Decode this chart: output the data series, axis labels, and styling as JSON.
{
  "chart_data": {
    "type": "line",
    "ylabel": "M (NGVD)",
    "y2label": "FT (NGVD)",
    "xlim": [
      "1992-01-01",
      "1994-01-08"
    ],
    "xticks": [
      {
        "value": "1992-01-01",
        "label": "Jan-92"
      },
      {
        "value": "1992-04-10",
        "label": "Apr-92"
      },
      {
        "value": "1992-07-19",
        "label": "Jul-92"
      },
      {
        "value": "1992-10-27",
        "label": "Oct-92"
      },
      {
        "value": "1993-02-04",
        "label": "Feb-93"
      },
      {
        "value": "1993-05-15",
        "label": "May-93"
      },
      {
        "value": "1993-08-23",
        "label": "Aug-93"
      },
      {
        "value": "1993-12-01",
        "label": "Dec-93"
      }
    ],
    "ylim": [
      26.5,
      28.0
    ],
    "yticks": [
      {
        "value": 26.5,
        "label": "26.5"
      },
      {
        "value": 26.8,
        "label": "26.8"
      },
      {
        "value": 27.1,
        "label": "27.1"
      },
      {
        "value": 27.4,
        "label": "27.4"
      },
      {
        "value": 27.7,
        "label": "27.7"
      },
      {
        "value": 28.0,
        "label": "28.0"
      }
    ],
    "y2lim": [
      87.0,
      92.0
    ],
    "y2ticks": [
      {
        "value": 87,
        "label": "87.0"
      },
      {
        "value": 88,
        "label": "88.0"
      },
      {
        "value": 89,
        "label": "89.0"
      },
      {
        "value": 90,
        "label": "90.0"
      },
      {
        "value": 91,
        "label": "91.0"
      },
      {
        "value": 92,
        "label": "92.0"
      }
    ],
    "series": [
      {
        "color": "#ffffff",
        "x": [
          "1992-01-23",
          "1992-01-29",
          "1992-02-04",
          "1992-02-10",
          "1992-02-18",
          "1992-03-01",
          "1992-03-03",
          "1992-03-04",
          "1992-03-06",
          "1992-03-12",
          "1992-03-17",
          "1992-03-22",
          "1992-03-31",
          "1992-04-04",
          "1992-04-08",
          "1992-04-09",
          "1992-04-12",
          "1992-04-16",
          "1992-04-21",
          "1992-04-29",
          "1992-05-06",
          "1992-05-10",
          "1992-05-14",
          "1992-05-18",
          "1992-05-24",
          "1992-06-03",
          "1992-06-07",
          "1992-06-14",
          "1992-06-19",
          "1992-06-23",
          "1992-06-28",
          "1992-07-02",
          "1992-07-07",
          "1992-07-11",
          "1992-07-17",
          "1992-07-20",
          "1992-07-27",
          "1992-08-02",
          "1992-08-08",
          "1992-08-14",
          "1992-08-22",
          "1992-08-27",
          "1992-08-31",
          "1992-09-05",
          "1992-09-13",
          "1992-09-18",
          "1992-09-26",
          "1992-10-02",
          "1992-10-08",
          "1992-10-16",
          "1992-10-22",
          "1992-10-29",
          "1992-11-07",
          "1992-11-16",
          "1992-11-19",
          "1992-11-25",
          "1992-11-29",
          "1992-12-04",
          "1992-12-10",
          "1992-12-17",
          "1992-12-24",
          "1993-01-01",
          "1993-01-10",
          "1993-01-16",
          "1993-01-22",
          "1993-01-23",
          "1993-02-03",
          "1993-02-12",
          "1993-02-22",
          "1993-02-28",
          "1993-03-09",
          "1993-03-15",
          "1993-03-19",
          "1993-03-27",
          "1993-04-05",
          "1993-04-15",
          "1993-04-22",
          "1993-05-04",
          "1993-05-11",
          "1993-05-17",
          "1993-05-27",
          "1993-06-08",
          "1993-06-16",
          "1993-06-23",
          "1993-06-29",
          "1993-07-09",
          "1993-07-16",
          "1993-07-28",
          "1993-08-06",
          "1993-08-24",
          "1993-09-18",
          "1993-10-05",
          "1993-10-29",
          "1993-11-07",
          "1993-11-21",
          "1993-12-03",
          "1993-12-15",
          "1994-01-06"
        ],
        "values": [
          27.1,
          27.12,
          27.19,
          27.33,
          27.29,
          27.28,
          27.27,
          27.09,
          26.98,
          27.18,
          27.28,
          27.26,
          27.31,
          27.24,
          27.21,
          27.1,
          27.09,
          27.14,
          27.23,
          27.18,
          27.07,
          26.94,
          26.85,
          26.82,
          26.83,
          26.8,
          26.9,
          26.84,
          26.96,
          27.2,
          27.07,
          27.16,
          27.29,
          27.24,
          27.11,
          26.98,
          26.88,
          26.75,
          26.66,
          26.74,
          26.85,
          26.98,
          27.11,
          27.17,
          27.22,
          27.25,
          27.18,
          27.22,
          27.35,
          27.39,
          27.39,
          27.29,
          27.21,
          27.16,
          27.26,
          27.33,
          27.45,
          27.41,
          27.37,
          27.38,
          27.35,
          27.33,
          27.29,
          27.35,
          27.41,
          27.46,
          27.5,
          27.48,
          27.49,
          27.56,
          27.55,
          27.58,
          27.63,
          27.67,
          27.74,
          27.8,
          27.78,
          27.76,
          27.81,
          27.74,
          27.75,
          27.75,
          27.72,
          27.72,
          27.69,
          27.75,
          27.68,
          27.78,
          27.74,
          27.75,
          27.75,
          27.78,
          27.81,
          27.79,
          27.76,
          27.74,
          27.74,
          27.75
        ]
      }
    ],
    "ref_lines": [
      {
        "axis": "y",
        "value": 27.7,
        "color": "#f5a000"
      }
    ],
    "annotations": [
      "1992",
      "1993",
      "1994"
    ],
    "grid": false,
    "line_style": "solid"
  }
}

======

• [Exercise instructions]: Set down the listing in full, keeping every word exactly as it is.

• [Final result]:
Decode this chart: output the data series, axis labels, and styling as JSON.
{
  "chart_data": {
    "type": "line",
    "ylabel": "M (NGVD)",
    "y2label": "FT (NGVD)",
    "xlim": [
      "1992-01-01",
      "1994-01-08"
    ],
    "xticks": [
      {
        "value": "1992-01-01",
        "label": "Jan-92"
      },
      {
        "value": "1992-04-10",
        "label": "Apr-92"
      },
      {
        "value": "1992-07-19",
        "label": "Jul-92"
      },
      {
        "value": "1992-10-27",
        "label": "Oct-92"
      },
      {
        "value": "1993-02-04",
        "label": "Feb-93"
      },
      {
        "value": "1993-05-15",
        "label": "May-93"
      },
      {
        "value": "1993-08-23",
        "label": "Aug-93"
      },
      {
        "value": "1993-12-01",
        "label": "Dec-93"
      }
    ],
    "ylim": [
      26.5,
      28.0
    ],
    "yticks": [
      {
        "value": 26.5,
        "label": "26.5"
      },
      {
        "value": 26.8,
        "label": "26.8"
      },
      {
        "value": 27.1,
        "label": "27.1"
      },
      {
        "value": 27.4,
        "label": "27.4"
      },
      {
        "value": 27.7,
        "label": "27.7"
      },
      {
        "value": 28.0,
        "label": "28.0"
      }
    ],
    "y2lim": [
      87.0,
      92.0
    ],
    "y2ticks": [
      {
        "value": 87,
        "label": "87.0"
      },
      {
        "value": 88,
        "label": "88.0"
      },
      {
        "value": 89,
        "label": "89.0"
      },
      {
        "value": 90,
        "label": "90.0"
      },
      {
        "value": 91,
        "label": "91.0"
      },
      {
        "value": 92,
        "label": "92.0"
      }
    ],
    "series": [
      {
        "color": "#ffffff",
        "x": [
          "1992-01-23",
          "1992-01-29",
          "1992-02-04",
          "1992-02-10",
          "1992-02-18",
          "1992-03-01",
          "1992-03-03",
          "1992-03-04",
          "1992-03-06",
          "1992-03-12",
          "1992-03-17",
          "1992-03-22",
          "1992-03-31",
          "1992-04-04",
          "1992-04-08",
          "1992-04-09",
          "1992-04-12",
          "1992-04-16",
          "1992-04-21",
          "1992-04-29",
          "1992-05-06",
          "1992-05-10",
          "1992-05-14",
          "1992-05-18",
          "1992-05-24",
          "1992-06-03",
          "1992-06-07",
          "1992-06-14",
          "1992-06-19",
          "1992-06-23",
          "1992-06-28",
          "1992-07-02",
          "1992-07-07",
          "1992-07-11",
          "1992-07-17",
          "1992-07-20",
          "1992-07-27",
          "1992-08-02",
          "1992-08-08",
          "1992-08-14",
          "1992-08-22",
          "1992-08-27",
          "1992-08-31",
          "1992-09-05",
          "1992-09-13",
          "1992-09-18",
          "1992-09-26",
          "1992-10-02",
          "1992-10-08",
          "1992-10-16",
          "1992-10-22",
          "1992-10-29",
          "1992-11-07",
          "1992-11-16",
          "1992-11-19",
          "1992-11-25",
          "1992-11-29",
          "1992-12-04",
          "1992-12-10",
          "1992-12-17",
          "1992-12-24",
          "1993-01-01",
          "1993-01-10",
          "1993-01-16",
          "1993-01-22",
          "1993-01-23",
          "1993-02-03",
          "1993-02-12",
          "1993-02-22",
          "1993-02-28",
          "1993-03-09",
          "1993-03-15",
          "1993-03-19",
          "1993-03-27",
          "1993-04-05",
          "1993-04-15",
          "1993-04-22",
          "1993-05-04",
          "1993-05-11",
          "1993-05-17",
          "1993-05-27",
          "1993-06-08",
          "1993-06-16",
          "1993-06-23",
          "1993-06-29",
          "1993-07-09",
          "1993-07-16",
          "1993-07-28",
          "1993-08-06",
          "1993-08-24",
          "1993-09-18",
          "1993-10-05",
          "1993-10-29",
          "1993-11-07",
          "1993-11-21",
          "1993-12-03",
          "1993-12-15",
          "1994-01-06"
        ],
        "values": [
          27.1,
          27.12,
          27.19,
          27.33,
          27.29,
          27.28,
          27.27,
          27.09,
          26.98,
          27.18,
          27.28,
          27.26,
          27.31,
          27.24,
          27.21,
          27.1,
          27.09,
          27.14,
          27.23,
          27.18,
          27.07,
          26.94,
          26.85,
          26.82,
          26.83,
          26.8,
          26.9,
          26.84,
          26.96,
          27.2,
          27.07,
          27.16,
          27.29,
          27.24,
          27.11,
          26.98,
          26.88,
          26.75,
          26.66,
          26.74,
          26.85,
          26.98,
          27.11,
          27.17,
          27.22,
          27.25,
          27.18,
          27.22,
          27.35,
          27.39,
          27.39,
          27.29,
          27.21,
          27.16,
          27.26,
          27.33,
          27.45,
          27.41,
          27.37,
          27.38,
          27.35,
          27.33,
          27.29,
          27.35,
          27.41,
          27.46,
          27.5,
          27.48,
          27.49,
          27.56,
          27.55,
          27.58,
          27.63,
          27.67,
          27.74,
          27.8,
          27.78,
          27.76,
          27.81,
          27.74,
          27.75,
          27.75,
          27.72,
          27.72,
          27.69,
          27.75,
          27.68,
          27.78,
          27.74,
          27.75,
          27.75,
          27.78,
          27.81,
          27.79,
          27.76,
          27.74,
          27.74,
          27.75
        ]
      }
    ],
    "ref_lines": [
      {
        "axis": "y",
        "value": 27.7,
        "color": "#f5a000"
      }
    ],
    "annotations": [
      "1992",
      "1993",
      "1994"
    ],
    "grid": false,
    "line_style": "solid"
  }
}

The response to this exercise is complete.